* [STATED TASK 1]:
Translate the following sentence from the film passage into Spanish: "The first time I got a glimpse of On The Job was in more controlled surroundings."
** Begin PASSAGE PROVIDED **
In the 10 or so films Matti’s done in the stretch of just a little over a decade, he has been known to build sets, nay, entire worlds that never before existed, as in the mythical universe of the sequel to Pedro Penduko, and the monster-infested, largely-CGI-conjured vista of Tiktik: The Aswang Chronicles. Or, he fully embraces an existing locale, as if setting up site-specific installation art, at once engaging the intrinsic characteristics of his chosen environment while also enhancing its atmosphere, like in the sleazy Recto dormitories of Scorpio Nights 2, and now the wet, smoky streets of On The Job—movie sets that didn’t only come with the necessary extras but with all the gritty trimmings. You can almost smell the piss of an entire city, they used to say about Lino Brocka’s films set in the Manila slums. I think to myself, this is probably what it looks like. Although knowing Matti, his ambitions are far different from anything Brockaesque.

The first time I got a glimpse of On The Job was in more controlled surroundings. At the CCP Main Theater to be exact, in 2009. The director had decided to open the screening of his then first-film-in-years, The Arrival, with an eight-minute trailer starring Joel Torre and an unknown actor, which I would learn later on is the actor’s nephew Andre. The main feature, a coming-of-age tale of a 46-year old loner who leaves his job in the city to find the girl of his dreams, turned out pretty and charming—much like the personally written four-page letter of invitation Matti sent to 500 of his colleagues and friends which came in a black envelope sealed in wax bearing the filmmaker’s initials.
** End PASSAGE PROVIDED **
** Begin DATASET EXTRACT **
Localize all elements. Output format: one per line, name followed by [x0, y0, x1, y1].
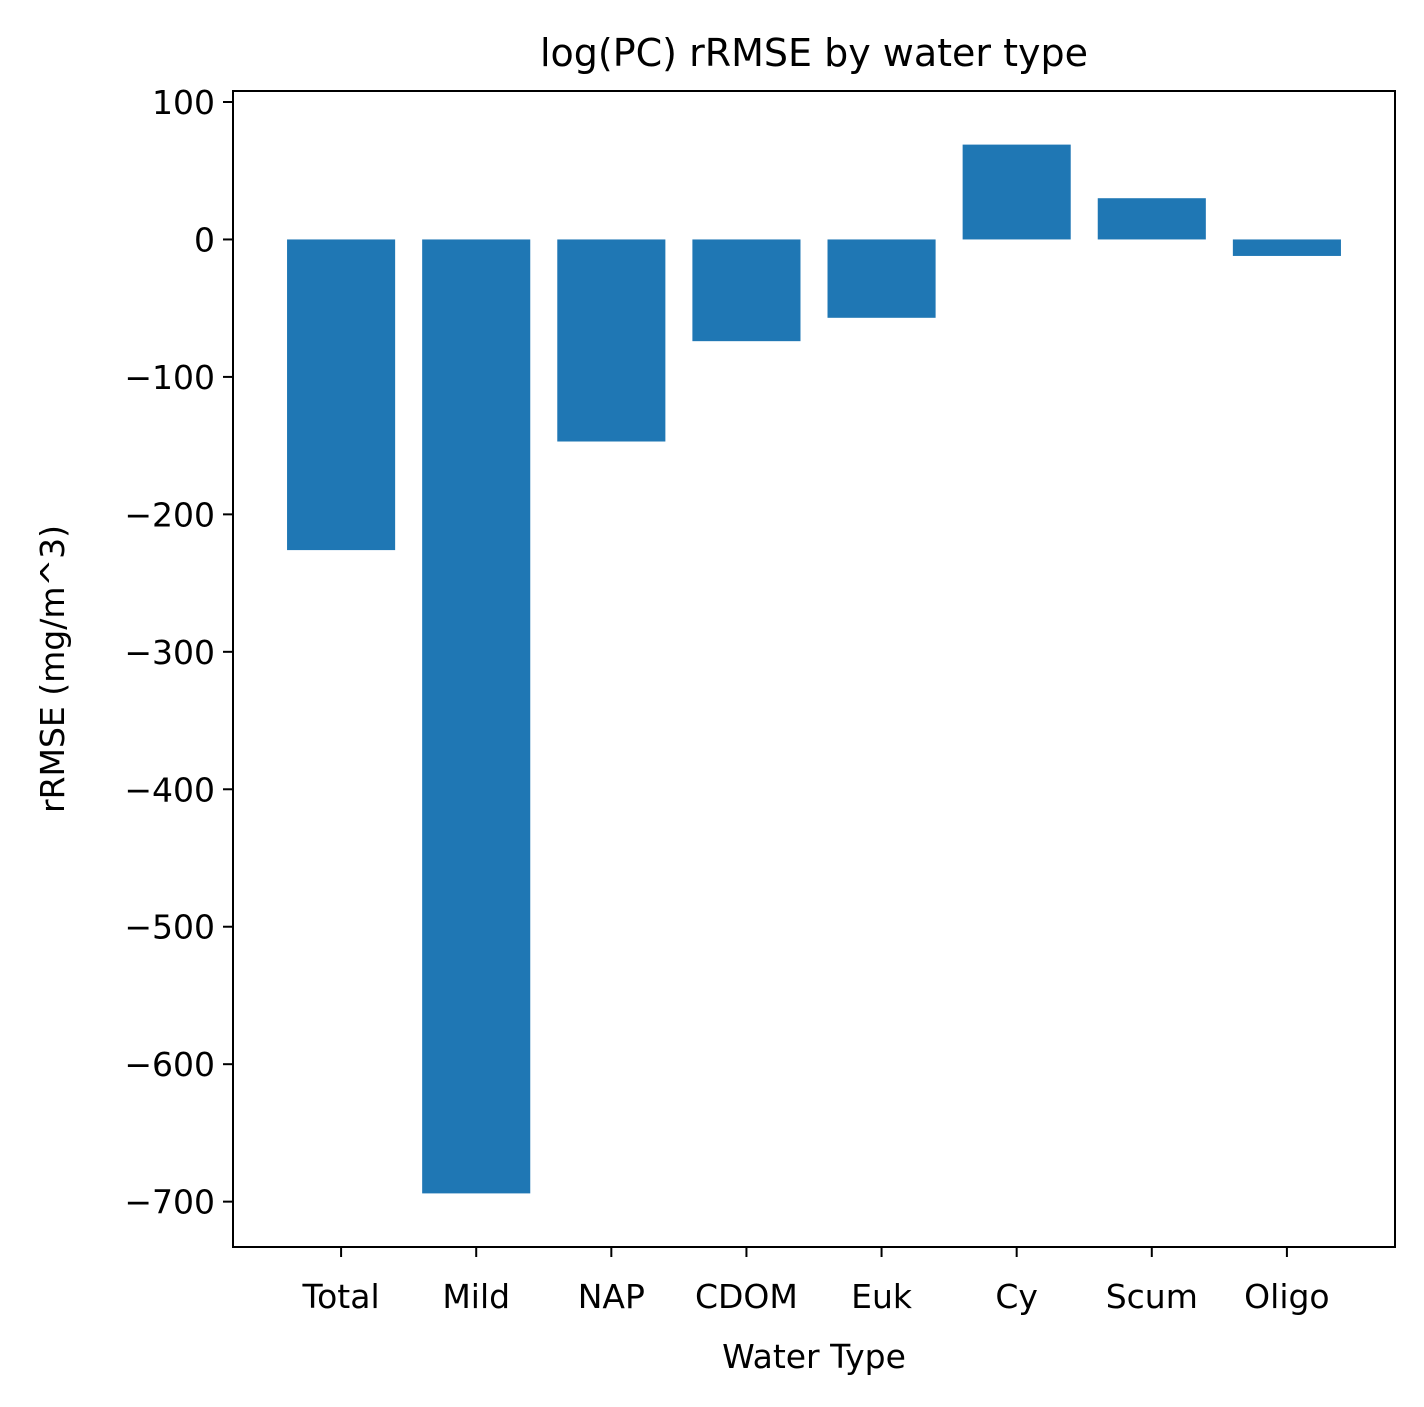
y-tick-label: −600: [124, 1045, 215, 1084]
bar-scum: [1097, 198, 1206, 240]
x-tick-label-nap: NAP: [578, 1277, 645, 1316]
y-tick-label: −400: [124, 770, 215, 809]
bar-cdom: [692, 239, 801, 342]
x-tick-label-scum: Scum: [1106, 1277, 1198, 1316]
plot-frame: [232, 90, 1396, 1248]
bar-mild: [422, 239, 531, 1194]
bar-oligo: [1232, 239, 1341, 256]
bar-cy: [962, 144, 1071, 240]
x-axis-ticks: Total Mild NAP CDOM Euk Cy Scum Oligo: [302, 1247, 1330, 1316]
y-tick-label: 100: [152, 83, 215, 122]
bar-total: [287, 239, 396, 551]
y-tick-label: −300: [124, 633, 215, 672]
y-tick-label: 0: [194, 220, 215, 259]
y-axis-label: rRMSE (mg/m^3): [33, 525, 72, 813]
y-tick-label: −100: [124, 358, 215, 397]
x-tick-label-oligo: Oligo: [1244, 1277, 1329, 1316]
y-axis-ticks: 100 0 −100 −200 −300 −400 −500 −600 −700: [124, 83, 233, 1222]
y-tick-label: −200: [124, 495, 215, 534]
y-tick-label: −700: [124, 1183, 215, 1222]
bar-euk: [827, 239, 936, 318]
x-tick-label-mild: Mild: [442, 1277, 510, 1316]
chart-title: log(PC) rRMSE by water type: [540, 31, 1088, 75]
x-tick-label-euk: Euk: [851, 1277, 913, 1316]
bars-group: [287, 144, 1341, 1194]
x-tick-label-cdom: CDOM: [695, 1277, 798, 1316]
x-tick-label-total: Total: [302, 1277, 380, 1316]
y-tick-label: −500: [124, 908, 215, 947]
bar-nap: [557, 239, 666, 442]
x-tick-label-cy: Cy: [995, 1277, 1038, 1316]
x-axis-label: Water Type: [722, 1337, 906, 1376]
** End DATASET EXTRACT **
* [STATED TASK 2]:
Transcribe the entries from the line with "y-tick-label: −600: [124, 1045, 215, 1084]" to the line with "bar-cy: [962, 144, 1071, 240]", both lines included.

* [CORRECT RESPONSE 1]:
La primera vez que vislumbré On The Job fue en un entorno más controlado.

* [CORRECT RESPONSE 2]:
y-tick-label: −600: [124, 1045, 215, 1084]
bar-scum: [1097, 198, 1206, 240]
x-tick-label-nap: NAP: [578, 1277, 645, 1316]
y-tick-label: −400: [124, 770, 215, 809]
bar-cdom: [692, 239, 801, 342]
x-tick-label-scum: Scum: [1106, 1277, 1198, 1316]
plot-frame: [232, 90, 1396, 1248]
bar-mild: [422, 239, 531, 1194]
bar-oligo: [1232, 239, 1341, 256]
bar-cy: [962, 144, 1071, 240]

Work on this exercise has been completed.